Aim of the exercise: All of the records below should be output exactly.
* * *
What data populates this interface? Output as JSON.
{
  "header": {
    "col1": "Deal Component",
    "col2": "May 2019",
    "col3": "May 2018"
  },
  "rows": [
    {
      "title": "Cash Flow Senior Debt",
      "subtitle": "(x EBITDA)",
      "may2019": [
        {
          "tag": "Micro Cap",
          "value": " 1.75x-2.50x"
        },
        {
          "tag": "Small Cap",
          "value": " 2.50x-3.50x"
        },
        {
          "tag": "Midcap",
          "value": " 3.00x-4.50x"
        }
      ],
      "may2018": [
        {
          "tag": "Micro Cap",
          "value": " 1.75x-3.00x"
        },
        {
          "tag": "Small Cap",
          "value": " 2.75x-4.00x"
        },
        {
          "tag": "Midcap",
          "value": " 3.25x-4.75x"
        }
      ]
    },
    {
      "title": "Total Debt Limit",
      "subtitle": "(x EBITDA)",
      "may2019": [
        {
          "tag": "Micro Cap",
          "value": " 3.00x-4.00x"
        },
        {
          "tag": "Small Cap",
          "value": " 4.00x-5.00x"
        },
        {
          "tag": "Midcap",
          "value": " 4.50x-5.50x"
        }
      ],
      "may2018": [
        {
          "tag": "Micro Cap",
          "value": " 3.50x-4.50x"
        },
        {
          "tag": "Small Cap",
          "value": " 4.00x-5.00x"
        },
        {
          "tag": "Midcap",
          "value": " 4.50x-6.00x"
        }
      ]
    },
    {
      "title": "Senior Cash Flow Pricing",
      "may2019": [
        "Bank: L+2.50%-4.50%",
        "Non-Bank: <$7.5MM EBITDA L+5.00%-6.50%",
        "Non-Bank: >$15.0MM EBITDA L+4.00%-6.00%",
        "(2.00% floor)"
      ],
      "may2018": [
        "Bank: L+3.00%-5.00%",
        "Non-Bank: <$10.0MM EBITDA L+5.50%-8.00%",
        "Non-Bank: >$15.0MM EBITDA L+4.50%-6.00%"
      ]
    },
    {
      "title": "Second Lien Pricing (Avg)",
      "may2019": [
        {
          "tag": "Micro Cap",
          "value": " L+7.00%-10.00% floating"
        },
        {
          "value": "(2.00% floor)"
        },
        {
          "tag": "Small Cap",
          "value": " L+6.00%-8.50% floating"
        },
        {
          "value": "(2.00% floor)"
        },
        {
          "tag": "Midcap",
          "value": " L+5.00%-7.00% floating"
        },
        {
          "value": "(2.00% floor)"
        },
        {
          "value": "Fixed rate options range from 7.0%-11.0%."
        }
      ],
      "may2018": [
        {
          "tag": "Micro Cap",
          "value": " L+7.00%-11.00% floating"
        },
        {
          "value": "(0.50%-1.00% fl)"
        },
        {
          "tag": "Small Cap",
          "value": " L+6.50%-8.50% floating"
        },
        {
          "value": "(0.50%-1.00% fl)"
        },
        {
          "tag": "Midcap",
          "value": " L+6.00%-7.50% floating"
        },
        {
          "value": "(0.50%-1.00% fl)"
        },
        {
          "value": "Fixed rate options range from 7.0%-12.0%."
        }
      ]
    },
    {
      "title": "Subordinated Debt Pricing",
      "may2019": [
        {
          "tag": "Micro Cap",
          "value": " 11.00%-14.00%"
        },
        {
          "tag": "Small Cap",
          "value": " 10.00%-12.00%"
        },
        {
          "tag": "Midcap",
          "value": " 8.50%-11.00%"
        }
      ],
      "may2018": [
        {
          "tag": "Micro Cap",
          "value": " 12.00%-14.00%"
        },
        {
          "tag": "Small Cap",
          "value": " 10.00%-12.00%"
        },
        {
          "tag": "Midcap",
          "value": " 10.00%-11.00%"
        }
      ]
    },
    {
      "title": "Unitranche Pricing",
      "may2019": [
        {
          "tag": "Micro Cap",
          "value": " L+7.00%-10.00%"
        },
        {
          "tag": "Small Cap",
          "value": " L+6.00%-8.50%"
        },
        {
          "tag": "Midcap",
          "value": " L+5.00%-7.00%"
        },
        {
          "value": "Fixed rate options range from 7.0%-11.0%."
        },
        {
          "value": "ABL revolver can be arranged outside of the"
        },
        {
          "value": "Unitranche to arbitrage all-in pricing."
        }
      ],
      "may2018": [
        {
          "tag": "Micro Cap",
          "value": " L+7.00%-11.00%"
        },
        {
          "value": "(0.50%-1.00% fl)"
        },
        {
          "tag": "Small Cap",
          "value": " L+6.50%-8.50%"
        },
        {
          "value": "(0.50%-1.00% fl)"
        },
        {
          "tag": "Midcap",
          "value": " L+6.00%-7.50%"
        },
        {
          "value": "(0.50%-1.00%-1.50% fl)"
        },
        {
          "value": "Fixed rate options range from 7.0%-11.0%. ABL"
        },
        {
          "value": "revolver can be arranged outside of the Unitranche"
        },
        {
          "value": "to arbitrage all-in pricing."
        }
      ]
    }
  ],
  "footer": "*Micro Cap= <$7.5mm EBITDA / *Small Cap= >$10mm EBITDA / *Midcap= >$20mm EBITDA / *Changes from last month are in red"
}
* * *
Exercise response:
What data populates this interface? Output as JSON.
{
  "header": {
    "col1": "Deal Component",
    "col2": "May 2019",
    "col3": "May 2018"
  },
  "rows": [
    {
      "title": "Cash Flow Senior Debt",
      "subtitle": "(x EBITDA)",
      "may2019": [
        {
          "tag": "Micro Cap",
          "value": " 1.75x-2.50x"
        },
        {
          "tag": "Small Cap",
          "value": " 2.50x-3.50x"
        },
        {
          "tag": "Midcap",
          "value": " 3.00x-4.50x"
        }
      ],
      "may2018": [
        {
          "tag": "Micro Cap",
          "value": " 1.75x-3.00x"
        },
        {
          "tag": "Small Cap",
          "value": " 2.75x-4.00x"
        },
        {
          "tag": "Midcap",
          "value": " 3.25x-4.75x"
        }
      ]
    },
    {
      "title": "Total Debt Limit",
      "subtitle": "(x EBITDA)",
      "may2019": [
        {
          "tag": "Micro Cap",
          "value": " 3.00x-4.00x"
        },
        {
          "tag": "Small Cap",
          "value": " 4.00x-5.00x"
        },
        {
          "tag": "Midcap",
          "value": " 4.50x-5.50x"
        }
      ],
      "may2018": [
        {
          "tag": "Micro Cap",
          "value": " 3.50x-4.50x"
        },
        {
          "tag": "Small Cap",
          "value": " 4.00x-5.00x"
        },
        {
          "tag": "Midcap",
          "value": " 4.50x-6.00x"
        }
      ]
    },
    {
      "title": "Senior Cash Flow Pricing",
      "may2019": [
        "Bank: L+2.50%-4.50%",
        "Non-Bank: <$7.5MM EBITDA L+5.00%-6.50%",
        "Non-Bank: >$15.0MM EBITDA L+4.00%-6.00%",
        "(2.00% floor)"
      ],
      "may2018": [
        "Bank: L+3.00%-5.00%",
        "Non-Bank: <$10.0MM EBITDA L+5.50%-8.00%",
        "Non-Bank: >$15.0MM EBITDA L+4.50%-6.00%"
      ]
    },
    {
      "title": "Second Lien Pricing (Avg)",
      "may2019": [
        {
          "tag": "Micro Cap",
          "value": " L+7.00%-10.00% floating"
        },
        {
          "value": "(2.00% floor)"
        },
        {
          "tag": "Small Cap",
          "value": " L+6.00%-8.50% floating"
        },
        {
          "value": "(2.00% floor)"
        },
        {
          "tag": "Midcap",
          "value": " L+5.00%-7.00% floating"
        },
        {
          "value": "(2.00% floor)"
        },
        {
          "value": "Fixed rate options range from 7.0%-11.0%."
        }
      ],
      "may2018": [
        {
          "tag": "Micro Cap",
          "value": " L+7.00%-11.00% floating"
        },
        {
          "value": "(0.50%-1.00% fl)"
        },
        {
          "tag": "Small Cap",
          "value": " L+6.50%-8.50% floating"
        },
        {
          "value": "(0.50%-1.00% fl)"
        },
        {
          "tag": "Midcap",
          "value": " L+6.00%-7.50% floating"
        },
        {
          "value": "(0.50%-1.00% fl)"
        },
        {
          "value": "Fixed rate options range from 7.0%-12.0%."
        }
      ]
    },
    {
      "title": "Subordinated Debt Pricing",
      "may2019": [
        {
          "tag": "Micro Cap",
          "value": " 11.00%-14.00%"
        },
        {
          "tag": "Small Cap",
          "value": " 10.00%-12.00%"
        },
        {
          "tag": "Midcap",
          "value": " 8.50%-11.00%"
        }
      ],
      "may2018": [
        {
          "tag": "Micro Cap",
          "value": " 12.00%-14.00%"
        },
        {
          "tag": "Small Cap",
          "value": " 10.00%-12.00%"
        },
        {
          "tag": "Midcap",
          "value": " 10.00%-11.00%"
        }
      ]
    },
    {
      "title": "Unitranche Pricing",
      "may2019": [
        {
          "tag": "Micro Cap",
          "value": " L+7.00%-10.00%"
        },
        {
          "tag": "Small Cap",
          "value": " L+6.00%-8.50%"
        },
        {
          "tag": "Midcap",
          "value": " L+5.00%-7.00%"
        },
        {
          "value": "Fixed rate options range from 7.0%-11.0%."
        },
        {
          "value": "ABL revolver can be arranged outside of the"
        },
        {
          "value": "Unitranche to arbitrage all-in pricing."
        }
      ],
      "may2018": [
        {
          "tag": "Micro Cap",
          "value": " L+7.00%-11.00%"
        },
        {
          "value": "(0.50%-1.00% fl)"
        },
        {
          "tag": "Small Cap",
          "value": " L+6.50%-8.50%"
        },
        {
          "value": "(0.50%-1.00% fl)"
        },
        {
          "tag": "Midcap",
          "value": " L+6.00%-7.50%"
        },
        {
          "value": "(0.50%-1.00%-1.50% fl)"
        },
        {
          "value": "Fixed rate options range from 7.0%-11.0%. ABL"
        },
        {
          "value": "revolver can be arranged outside of the Unitranche"
        },
        {
          "value": "to arbitrage all-in pricing."
        }
      ]
    }
  ],
  "footer": "*Micro Cap= <$7.5mm EBITDA / *Small Cap= >$10mm EBITDA / *Midcap= >$20mm EBITDA / *Changes from last month are in red"
}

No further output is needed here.